* **Problem statement**:
Copy each record exactly as it reads, leaving out any pictures it holds.

* **Input records**:
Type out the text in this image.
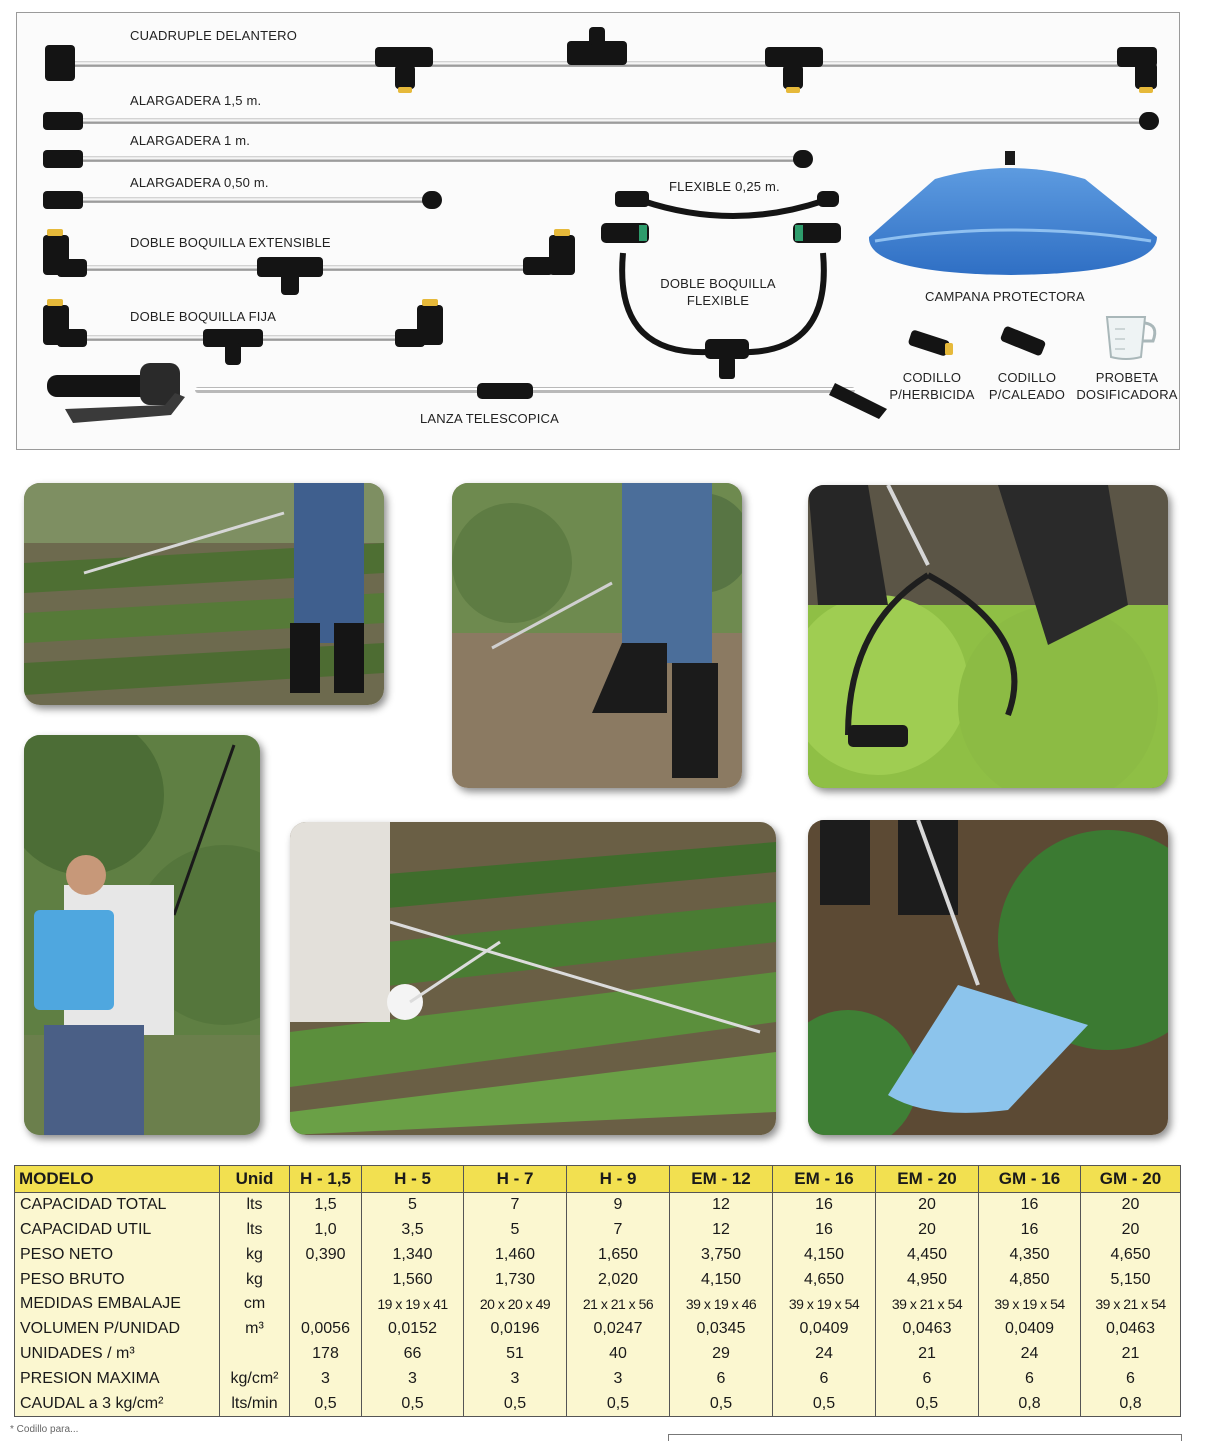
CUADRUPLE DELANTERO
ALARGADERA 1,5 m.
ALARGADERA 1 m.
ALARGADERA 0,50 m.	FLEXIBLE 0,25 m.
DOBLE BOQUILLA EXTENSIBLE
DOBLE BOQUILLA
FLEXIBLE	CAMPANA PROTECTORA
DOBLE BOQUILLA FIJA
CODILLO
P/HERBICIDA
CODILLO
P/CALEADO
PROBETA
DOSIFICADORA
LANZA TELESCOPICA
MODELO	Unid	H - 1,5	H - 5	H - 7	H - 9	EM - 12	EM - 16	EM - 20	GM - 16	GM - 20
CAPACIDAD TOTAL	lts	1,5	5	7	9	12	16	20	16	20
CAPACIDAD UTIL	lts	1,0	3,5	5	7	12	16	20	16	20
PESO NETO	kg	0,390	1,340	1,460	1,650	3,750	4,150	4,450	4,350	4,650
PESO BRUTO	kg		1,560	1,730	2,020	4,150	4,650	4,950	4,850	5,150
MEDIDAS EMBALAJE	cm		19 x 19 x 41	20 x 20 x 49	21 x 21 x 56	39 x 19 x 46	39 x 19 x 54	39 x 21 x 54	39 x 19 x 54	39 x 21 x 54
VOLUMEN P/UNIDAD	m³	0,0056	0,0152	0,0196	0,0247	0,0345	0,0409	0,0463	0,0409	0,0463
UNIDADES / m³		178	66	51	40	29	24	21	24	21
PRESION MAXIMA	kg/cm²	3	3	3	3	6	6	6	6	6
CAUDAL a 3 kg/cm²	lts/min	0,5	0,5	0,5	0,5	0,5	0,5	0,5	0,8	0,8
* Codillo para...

* **Task answer**:
Type out the text in this image.
CUADRUPLE DELANTERO
ALARGADERA 1,5 m.
ALARGADERA 1 m.
ALARGADERA 0,50 m.	FLEXIBLE 0,25 m.
DOBLE BOQUILLA EXTENSIBLE
DOBLE BOQUILLA
FLEXIBLE	CAMPANA PROTECTORA
DOBLE BOQUILLA FIJA
CODILLO
P/HERBICIDA
CODILLO
P/CALEADO
PROBETA
DOSIFICADORA
LANZA TELESCOPICA
MODELO	Unid	H - 1,5	H - 5	H - 7	H - 9	EM - 12	EM - 16	EM - 20	GM - 16	GM - 20
CAPACIDAD TOTAL	lts	1,5	5	7	9	12	16	20	16	20
CAPACIDAD UTIL	lts	1,0	3,5	5	7	12	16	20	16	20
PESO NETO	kg	0,390	1,340	1,460	1,650	3,750	4,150	4,450	4,350	4,650
PESO BRUTO	kg		1,560	1,730	2,020	4,150	4,650	4,950	4,850	5,150
MEDIDAS EMBALAJE	cm		19 x 19 x 41	20 x 20 x 49	21 x 21 x 56	39 x 19 x 46	39 x 19 x 54	39 x 21 x 54	39 x 19 x 54	39 x 21 x 54
VOLUMEN P/UNIDAD	m³	0,0056	0,0152	0,0196	0,0247	0,0345	0,0409	0,0463	0,0409	0,0463
UNIDADES / m³		178	66	51	40	29	24	21	24	21
PRESION MAXIMA	kg/cm²	3	3	3	3	6	6	6	6	6
CAUDAL a 3 kg/cm²	lts/min	0,5	0,5	0,5	0,5	0,5	0,5	0,5	0,8	0,8
* Codillo para...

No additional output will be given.